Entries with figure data
□ □ □ □

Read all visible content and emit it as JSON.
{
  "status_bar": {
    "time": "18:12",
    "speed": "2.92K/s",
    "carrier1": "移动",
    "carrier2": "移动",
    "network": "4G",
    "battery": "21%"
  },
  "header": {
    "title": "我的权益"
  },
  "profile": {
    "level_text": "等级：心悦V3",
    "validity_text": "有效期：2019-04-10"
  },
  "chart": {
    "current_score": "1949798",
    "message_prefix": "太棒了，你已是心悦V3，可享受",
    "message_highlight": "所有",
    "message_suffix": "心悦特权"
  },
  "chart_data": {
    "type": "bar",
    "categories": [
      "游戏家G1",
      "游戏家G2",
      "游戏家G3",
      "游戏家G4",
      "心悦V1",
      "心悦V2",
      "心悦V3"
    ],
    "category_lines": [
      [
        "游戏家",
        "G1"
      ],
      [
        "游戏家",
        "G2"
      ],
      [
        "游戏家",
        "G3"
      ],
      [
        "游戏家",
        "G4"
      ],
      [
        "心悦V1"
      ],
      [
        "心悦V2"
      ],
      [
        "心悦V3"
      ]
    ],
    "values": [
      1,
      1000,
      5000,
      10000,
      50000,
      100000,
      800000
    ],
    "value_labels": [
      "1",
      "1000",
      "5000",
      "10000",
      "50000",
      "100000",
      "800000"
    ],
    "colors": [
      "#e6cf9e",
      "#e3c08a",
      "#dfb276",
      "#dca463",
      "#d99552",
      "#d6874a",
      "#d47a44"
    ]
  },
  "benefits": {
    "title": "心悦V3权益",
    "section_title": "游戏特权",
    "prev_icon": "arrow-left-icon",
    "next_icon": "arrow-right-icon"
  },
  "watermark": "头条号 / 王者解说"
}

□ □ □ □

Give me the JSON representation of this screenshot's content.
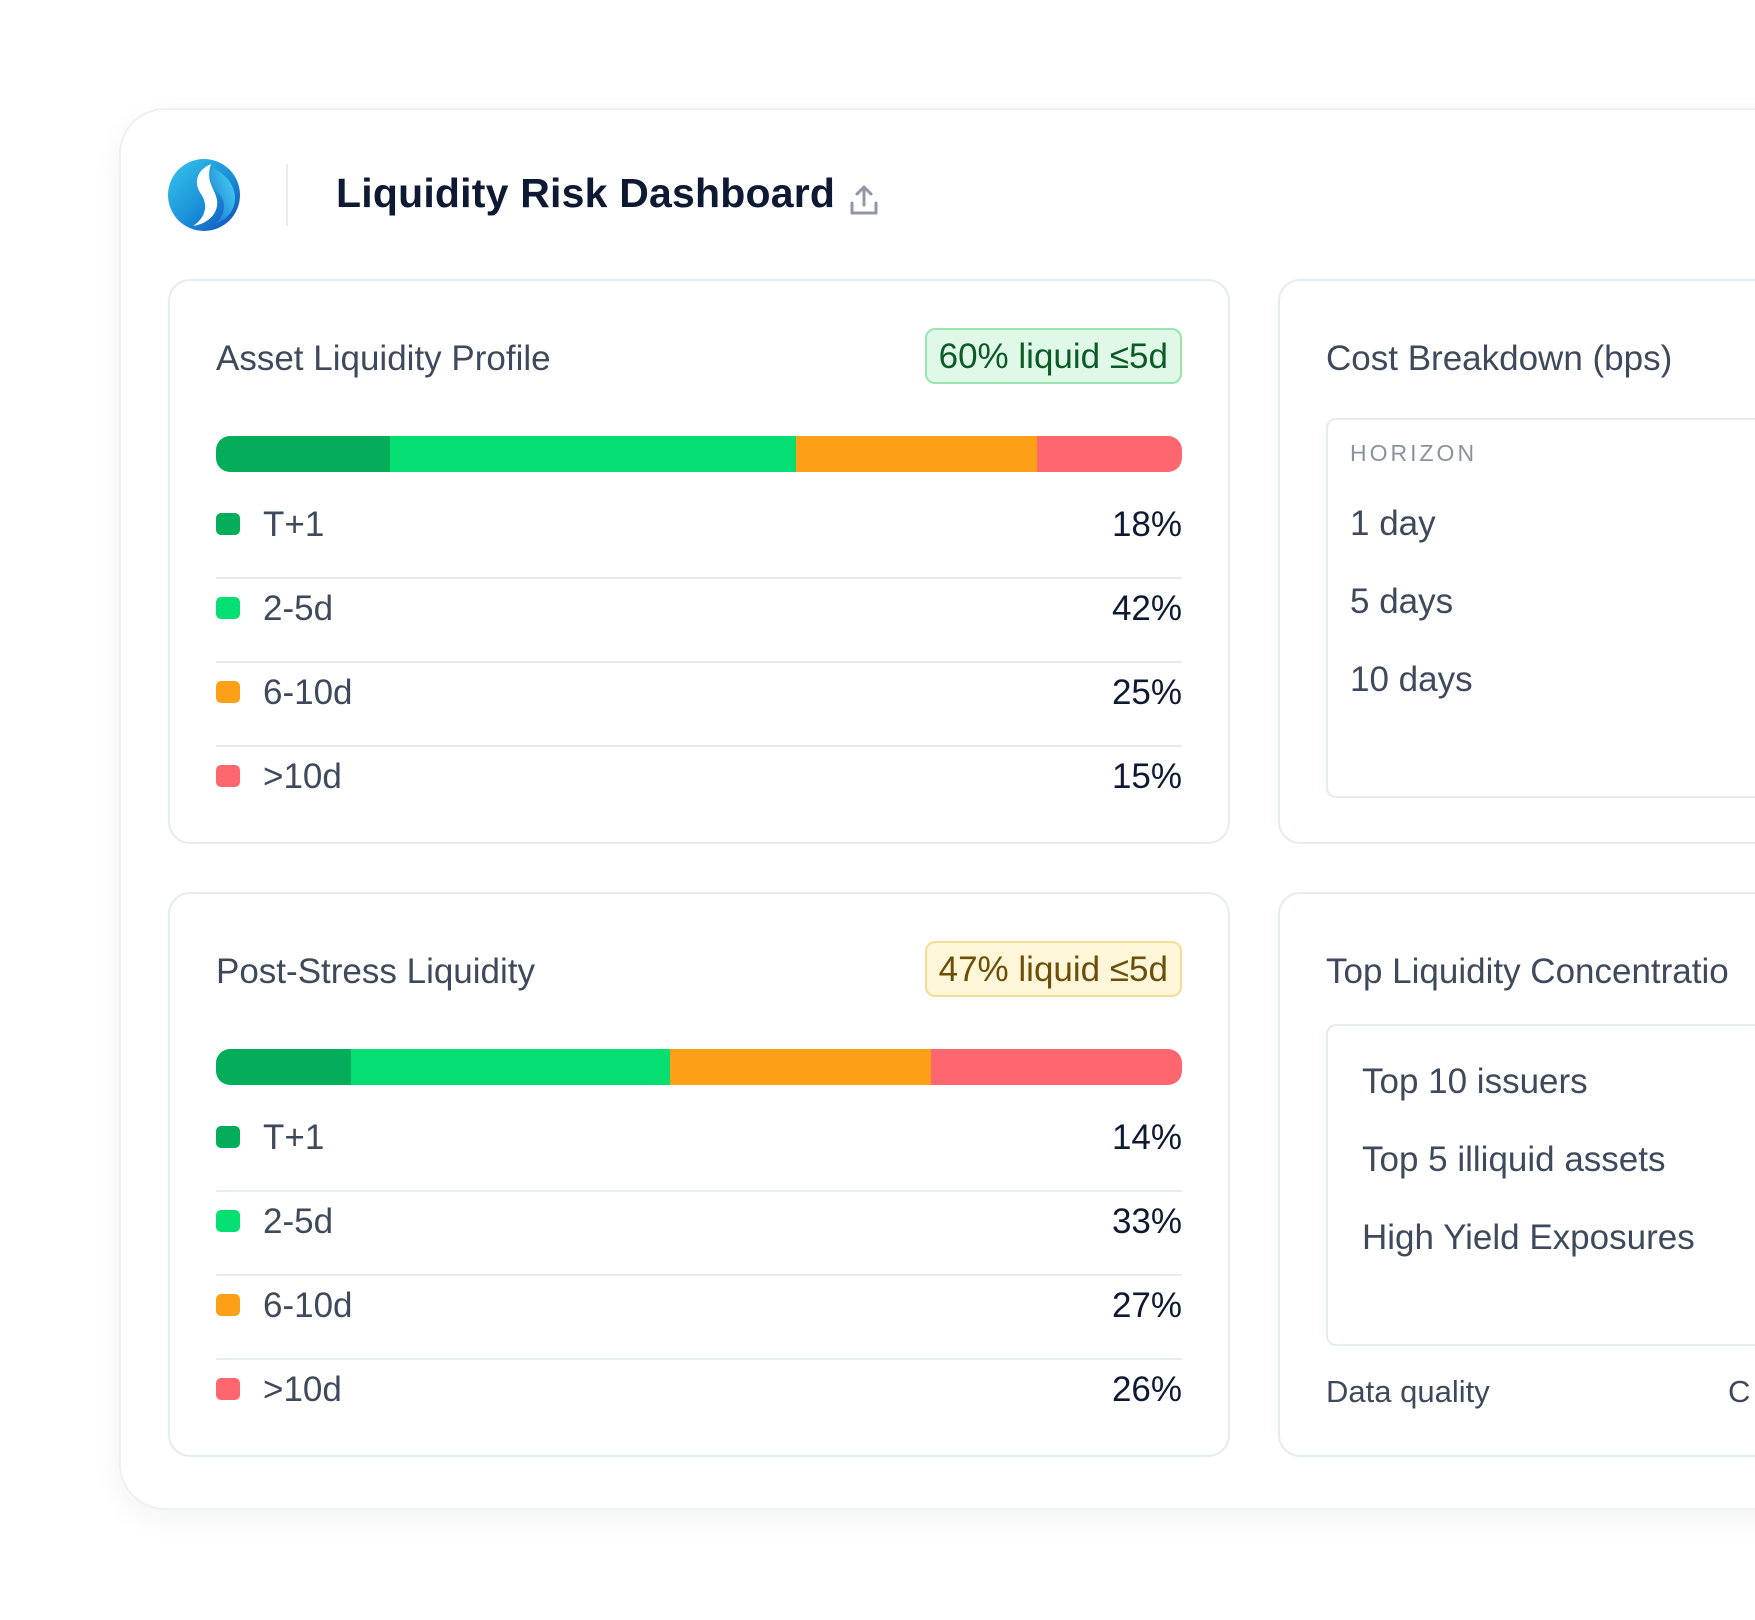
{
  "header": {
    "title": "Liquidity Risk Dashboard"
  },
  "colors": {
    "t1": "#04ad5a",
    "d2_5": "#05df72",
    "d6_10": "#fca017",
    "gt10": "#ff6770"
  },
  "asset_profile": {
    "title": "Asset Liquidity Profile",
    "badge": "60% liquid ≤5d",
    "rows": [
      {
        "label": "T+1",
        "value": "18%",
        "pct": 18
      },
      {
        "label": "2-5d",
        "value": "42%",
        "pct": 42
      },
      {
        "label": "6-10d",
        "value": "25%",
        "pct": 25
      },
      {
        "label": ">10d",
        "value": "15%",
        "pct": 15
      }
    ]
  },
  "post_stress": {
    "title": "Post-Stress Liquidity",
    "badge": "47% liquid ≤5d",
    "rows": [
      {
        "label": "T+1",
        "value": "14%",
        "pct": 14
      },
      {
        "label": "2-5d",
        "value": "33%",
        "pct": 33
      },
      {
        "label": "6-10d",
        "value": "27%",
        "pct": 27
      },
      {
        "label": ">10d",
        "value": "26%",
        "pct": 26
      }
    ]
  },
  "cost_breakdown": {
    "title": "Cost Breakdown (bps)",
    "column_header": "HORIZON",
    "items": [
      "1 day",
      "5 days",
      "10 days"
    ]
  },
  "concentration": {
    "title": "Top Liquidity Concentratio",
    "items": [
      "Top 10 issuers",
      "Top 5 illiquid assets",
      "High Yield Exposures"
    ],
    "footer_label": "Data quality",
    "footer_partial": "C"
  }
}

□ □ □ □

▸ **EXERCISE AIM**: Collect the complete line wherever the string "content" appears in the records.

▸ **COMPLETED TASK**:
Read all visible content and emit it as JSON.
Give me the JSON representation of this screenshot's content.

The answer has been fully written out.